PROVIDED PASSAGE:
Details on concepts and implementation of virtual memory

Important questions:

• What is the locality principle in computers?
  • Which kinds of locality exist, can you describe their properties?
  • How can locality be used to optimize performance?
• What is the idea behind virtual memory, which abstraction/illusion is created by virtual memory?
• How does demand paging work?
  • What is a page fault and how is it handled?
  • What are tasks of the OS and hardware when handling page faults?
• Can you name different page replacement strategies and discuss their pros/cons? (FIFO, optimal, LRU, second chance)
  • Can you simulate different strategies given an access sequence?
• Can you define thrashing and name causes and possible solutions?
• What is the working set of a process and how can you determine it?

Locality of memory accesses

• The execution of single instructions only requires the presence of very few memory pages
• This strong locality also manifests itself over longer periods of time
  • e.g. instructions are usually executed one after the other (without jump or exceptions)
• This locality can be exploited when the system is running out of available main memory
  • e.g. using overlays

The idea of "virtual memory"

• Decouple the memory requirements from the available amount of main memory
  • Processes do not access all memory locations with the same frequency
    • certain instructions are used (executed) only very infrequently or not at all (e.g. error handling code)
    • certain data structures are not used to their full extent
  • Processes can use more memory than available as main memory
• Idea:
  • Create the illusion of a large main memory
  • Make currently used memory areas available in main memory
  • Intercept accesses to areas currently not present i main memory
  • Provide required areas on demand
  • Swap or page out areas which are (currently) not used

Demand paging

• Providing pages on demand

Discussion: paging performance

• Performance of demand paging
  • No page faults:
    • Effective access time ~10-200 ns
  • When a page fault occurs:
    • Let p be the probability of a page fault
    • Assume that the time required to page in a page from background memory = 25 ms (8 ms latency, 15 ms positioning time, 1 ms transfer time)

EXTRACTED RECORDS:
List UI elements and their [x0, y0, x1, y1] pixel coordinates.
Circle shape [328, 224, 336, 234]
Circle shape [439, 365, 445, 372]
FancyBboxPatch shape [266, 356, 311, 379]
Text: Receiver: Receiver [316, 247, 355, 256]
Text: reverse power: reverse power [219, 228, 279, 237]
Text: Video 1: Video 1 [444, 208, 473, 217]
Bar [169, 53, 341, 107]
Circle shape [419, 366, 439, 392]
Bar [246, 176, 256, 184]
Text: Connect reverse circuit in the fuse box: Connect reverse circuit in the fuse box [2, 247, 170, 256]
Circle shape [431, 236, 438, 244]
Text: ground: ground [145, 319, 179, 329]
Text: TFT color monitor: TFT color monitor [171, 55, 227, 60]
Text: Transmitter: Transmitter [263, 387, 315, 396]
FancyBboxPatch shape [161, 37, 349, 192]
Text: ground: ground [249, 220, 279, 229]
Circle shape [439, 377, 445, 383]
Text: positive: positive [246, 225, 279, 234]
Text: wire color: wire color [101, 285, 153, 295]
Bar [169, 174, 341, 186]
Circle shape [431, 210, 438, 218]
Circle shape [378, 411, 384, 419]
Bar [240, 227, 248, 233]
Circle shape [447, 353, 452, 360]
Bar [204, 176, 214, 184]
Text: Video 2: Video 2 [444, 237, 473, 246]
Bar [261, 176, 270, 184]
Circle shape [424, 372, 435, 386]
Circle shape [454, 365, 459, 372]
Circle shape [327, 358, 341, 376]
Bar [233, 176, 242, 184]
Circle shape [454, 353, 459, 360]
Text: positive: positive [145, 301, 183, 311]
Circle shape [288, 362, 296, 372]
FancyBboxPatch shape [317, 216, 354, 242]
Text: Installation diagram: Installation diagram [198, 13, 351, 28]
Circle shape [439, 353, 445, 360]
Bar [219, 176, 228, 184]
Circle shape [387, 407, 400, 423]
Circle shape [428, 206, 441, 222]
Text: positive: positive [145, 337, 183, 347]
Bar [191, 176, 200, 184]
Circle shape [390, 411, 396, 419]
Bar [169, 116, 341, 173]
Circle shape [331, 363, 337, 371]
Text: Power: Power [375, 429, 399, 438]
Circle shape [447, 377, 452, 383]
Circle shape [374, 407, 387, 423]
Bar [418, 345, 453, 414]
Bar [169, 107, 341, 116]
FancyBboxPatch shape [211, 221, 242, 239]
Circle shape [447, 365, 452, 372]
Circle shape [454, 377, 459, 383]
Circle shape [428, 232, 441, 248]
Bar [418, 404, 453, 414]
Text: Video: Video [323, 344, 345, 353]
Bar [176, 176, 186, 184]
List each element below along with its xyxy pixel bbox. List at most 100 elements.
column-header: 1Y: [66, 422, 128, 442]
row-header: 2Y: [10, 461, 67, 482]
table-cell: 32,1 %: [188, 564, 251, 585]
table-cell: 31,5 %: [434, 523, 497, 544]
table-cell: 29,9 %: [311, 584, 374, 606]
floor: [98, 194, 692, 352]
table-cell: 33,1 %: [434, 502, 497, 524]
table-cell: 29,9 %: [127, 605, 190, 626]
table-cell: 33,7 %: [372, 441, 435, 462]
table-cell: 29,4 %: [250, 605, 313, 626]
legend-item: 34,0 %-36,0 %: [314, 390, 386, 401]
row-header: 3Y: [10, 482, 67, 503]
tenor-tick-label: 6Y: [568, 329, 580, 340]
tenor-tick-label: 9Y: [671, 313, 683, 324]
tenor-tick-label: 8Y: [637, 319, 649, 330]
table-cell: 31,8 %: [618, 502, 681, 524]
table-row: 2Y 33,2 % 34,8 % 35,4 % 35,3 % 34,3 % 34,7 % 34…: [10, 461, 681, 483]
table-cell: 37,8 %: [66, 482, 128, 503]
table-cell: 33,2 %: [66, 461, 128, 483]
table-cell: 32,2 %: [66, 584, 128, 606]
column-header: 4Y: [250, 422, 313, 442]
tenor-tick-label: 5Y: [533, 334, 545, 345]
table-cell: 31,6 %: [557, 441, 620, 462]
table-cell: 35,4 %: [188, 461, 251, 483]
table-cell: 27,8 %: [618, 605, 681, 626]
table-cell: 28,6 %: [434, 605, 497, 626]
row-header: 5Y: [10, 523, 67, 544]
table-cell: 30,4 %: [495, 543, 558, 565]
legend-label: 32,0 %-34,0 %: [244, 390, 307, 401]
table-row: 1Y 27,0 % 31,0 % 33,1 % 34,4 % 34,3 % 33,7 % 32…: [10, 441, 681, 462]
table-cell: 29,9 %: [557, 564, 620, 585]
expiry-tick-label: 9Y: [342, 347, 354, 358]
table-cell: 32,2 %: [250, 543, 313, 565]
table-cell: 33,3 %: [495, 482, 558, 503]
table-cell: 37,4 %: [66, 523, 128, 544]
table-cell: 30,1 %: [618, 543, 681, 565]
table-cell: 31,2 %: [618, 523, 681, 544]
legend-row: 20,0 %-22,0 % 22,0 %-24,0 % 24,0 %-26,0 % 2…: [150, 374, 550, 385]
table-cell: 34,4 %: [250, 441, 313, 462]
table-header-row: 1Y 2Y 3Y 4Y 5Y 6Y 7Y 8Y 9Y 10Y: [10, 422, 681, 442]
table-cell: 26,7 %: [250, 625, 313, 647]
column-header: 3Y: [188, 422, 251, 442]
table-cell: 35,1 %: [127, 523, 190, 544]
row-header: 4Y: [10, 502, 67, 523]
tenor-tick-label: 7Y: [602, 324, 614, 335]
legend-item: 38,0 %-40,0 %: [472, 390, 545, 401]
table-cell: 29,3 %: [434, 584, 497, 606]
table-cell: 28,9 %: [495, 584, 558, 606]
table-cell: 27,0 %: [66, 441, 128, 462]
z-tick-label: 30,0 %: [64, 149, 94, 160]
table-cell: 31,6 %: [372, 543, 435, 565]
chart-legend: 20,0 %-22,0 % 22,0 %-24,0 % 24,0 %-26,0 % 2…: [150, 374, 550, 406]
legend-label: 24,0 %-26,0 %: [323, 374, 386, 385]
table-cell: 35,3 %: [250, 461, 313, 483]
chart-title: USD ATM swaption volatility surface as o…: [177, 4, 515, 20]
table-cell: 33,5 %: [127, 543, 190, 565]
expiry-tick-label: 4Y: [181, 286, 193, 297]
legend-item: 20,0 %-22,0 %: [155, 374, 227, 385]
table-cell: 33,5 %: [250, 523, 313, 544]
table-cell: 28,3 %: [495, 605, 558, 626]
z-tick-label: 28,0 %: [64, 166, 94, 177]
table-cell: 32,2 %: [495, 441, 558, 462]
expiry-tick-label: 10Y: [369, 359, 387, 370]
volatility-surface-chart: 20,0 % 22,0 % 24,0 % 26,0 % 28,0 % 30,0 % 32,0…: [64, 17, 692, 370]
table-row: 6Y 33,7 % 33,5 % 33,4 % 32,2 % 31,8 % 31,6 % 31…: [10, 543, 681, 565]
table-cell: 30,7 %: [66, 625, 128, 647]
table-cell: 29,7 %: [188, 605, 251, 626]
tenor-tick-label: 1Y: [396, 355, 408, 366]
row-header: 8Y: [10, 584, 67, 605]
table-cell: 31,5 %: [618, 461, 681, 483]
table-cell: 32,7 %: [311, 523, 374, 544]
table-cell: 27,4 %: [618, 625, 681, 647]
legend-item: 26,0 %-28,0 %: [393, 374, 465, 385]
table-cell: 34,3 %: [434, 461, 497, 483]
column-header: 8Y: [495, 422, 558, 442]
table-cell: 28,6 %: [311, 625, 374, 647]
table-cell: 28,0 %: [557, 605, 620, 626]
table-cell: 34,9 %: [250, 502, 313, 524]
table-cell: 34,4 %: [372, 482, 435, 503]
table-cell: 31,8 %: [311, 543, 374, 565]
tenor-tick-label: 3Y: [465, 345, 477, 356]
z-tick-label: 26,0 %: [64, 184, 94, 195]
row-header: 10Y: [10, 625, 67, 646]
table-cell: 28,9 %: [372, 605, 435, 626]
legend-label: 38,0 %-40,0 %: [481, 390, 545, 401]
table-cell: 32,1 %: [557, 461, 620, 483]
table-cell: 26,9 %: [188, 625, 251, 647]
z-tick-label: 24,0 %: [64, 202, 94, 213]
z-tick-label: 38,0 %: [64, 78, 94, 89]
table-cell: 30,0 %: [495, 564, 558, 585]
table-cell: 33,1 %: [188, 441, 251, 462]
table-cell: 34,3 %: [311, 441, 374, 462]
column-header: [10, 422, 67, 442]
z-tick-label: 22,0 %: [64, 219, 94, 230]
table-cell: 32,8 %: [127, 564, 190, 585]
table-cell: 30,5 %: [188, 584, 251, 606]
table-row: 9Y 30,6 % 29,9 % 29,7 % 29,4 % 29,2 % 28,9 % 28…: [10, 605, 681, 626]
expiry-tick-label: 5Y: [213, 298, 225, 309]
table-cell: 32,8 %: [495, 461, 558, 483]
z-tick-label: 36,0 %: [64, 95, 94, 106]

TASKS FOR THIS EXERCISE:
**A)** Translate this sentence from the virtual memory notes into German: "What is a page fault and how is it handled?"
**B)** In the virtual memory notes, retype the text from "Details on concepts" up to and including "demand paging work?".

RESPONSES PER TASK:
**A)** Was ist ein Seitenfehler und wie wird er behandelt?

**B)**
Details on concepts and implementation of virtual memory

Important questions:

• What is the locality principle in computers?
  • Which kinds of locality exist, can you describe their properties?
  • How can locality be used to optimize performance?
• What is the idea behind virtual memory, which abstraction/illusion is created by virtual memory?
• How does demand paging work?